## [EXERCISE]
Find every line in the records that holds the string "content". Copy each one.

## [ENTRIES SHOWN]

##########

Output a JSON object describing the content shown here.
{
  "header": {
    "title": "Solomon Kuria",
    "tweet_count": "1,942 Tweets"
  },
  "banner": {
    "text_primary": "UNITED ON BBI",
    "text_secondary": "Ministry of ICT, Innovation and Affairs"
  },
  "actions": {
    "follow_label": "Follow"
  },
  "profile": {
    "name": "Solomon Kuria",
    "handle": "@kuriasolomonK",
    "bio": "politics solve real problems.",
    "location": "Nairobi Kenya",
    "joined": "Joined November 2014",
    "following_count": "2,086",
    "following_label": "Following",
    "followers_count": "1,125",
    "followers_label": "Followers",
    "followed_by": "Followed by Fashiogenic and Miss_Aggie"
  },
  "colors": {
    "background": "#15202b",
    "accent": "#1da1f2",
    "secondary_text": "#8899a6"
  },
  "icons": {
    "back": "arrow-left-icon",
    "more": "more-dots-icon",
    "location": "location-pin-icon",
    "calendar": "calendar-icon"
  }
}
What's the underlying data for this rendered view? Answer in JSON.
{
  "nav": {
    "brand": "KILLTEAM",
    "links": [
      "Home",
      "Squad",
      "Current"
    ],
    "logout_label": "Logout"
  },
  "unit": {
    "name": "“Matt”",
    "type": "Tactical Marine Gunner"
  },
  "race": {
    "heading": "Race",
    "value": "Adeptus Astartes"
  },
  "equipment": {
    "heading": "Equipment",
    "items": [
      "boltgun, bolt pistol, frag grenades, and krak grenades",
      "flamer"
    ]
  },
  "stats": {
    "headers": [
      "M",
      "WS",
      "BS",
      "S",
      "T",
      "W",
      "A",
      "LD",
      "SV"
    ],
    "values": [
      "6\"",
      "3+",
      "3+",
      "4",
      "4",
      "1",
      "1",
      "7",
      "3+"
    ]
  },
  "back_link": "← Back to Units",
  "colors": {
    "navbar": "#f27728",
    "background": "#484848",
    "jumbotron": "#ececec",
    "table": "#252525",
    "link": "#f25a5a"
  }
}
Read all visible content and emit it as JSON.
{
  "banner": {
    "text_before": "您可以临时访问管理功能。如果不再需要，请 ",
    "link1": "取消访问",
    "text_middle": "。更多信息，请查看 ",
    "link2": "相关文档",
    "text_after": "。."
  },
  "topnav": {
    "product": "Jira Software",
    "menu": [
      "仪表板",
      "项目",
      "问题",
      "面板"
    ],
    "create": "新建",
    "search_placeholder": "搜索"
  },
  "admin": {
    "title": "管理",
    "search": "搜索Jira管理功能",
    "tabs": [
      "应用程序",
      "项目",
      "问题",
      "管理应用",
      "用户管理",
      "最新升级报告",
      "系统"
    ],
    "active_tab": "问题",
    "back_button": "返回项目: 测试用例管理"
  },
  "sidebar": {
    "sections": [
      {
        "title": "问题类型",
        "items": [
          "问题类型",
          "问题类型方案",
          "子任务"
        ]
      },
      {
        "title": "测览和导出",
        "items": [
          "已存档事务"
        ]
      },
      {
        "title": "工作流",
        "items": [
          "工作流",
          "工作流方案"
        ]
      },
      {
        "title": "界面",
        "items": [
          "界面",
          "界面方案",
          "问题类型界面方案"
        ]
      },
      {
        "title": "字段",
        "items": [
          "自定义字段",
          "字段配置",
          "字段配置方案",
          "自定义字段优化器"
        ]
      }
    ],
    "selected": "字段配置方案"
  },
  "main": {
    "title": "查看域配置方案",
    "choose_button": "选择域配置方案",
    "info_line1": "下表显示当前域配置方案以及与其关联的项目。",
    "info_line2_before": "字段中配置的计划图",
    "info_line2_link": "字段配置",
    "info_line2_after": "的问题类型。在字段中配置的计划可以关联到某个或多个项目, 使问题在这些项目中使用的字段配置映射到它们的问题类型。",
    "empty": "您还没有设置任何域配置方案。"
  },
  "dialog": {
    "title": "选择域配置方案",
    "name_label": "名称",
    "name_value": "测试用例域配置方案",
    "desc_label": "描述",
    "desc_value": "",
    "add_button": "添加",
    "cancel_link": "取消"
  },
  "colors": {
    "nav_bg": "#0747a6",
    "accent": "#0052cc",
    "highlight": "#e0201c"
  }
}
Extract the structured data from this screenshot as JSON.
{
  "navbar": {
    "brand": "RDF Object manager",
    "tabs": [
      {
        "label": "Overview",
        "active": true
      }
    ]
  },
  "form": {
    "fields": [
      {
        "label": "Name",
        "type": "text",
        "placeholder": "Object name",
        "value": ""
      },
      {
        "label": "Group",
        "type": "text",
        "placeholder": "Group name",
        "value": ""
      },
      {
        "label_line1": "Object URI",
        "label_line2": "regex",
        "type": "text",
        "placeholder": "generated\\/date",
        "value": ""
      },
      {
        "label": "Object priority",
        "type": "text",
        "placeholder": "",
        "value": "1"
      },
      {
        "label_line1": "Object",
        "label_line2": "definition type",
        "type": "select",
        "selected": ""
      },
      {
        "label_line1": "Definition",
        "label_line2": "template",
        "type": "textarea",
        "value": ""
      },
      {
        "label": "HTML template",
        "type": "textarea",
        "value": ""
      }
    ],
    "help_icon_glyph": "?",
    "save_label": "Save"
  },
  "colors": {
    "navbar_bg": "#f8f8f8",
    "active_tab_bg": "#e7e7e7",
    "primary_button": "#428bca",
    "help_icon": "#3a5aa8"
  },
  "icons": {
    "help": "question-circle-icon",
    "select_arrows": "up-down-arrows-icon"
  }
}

##########

## [CORRECT RESPONSE]
Output a JSON object describing the content shown here.
Read all visible content and emit it as JSON.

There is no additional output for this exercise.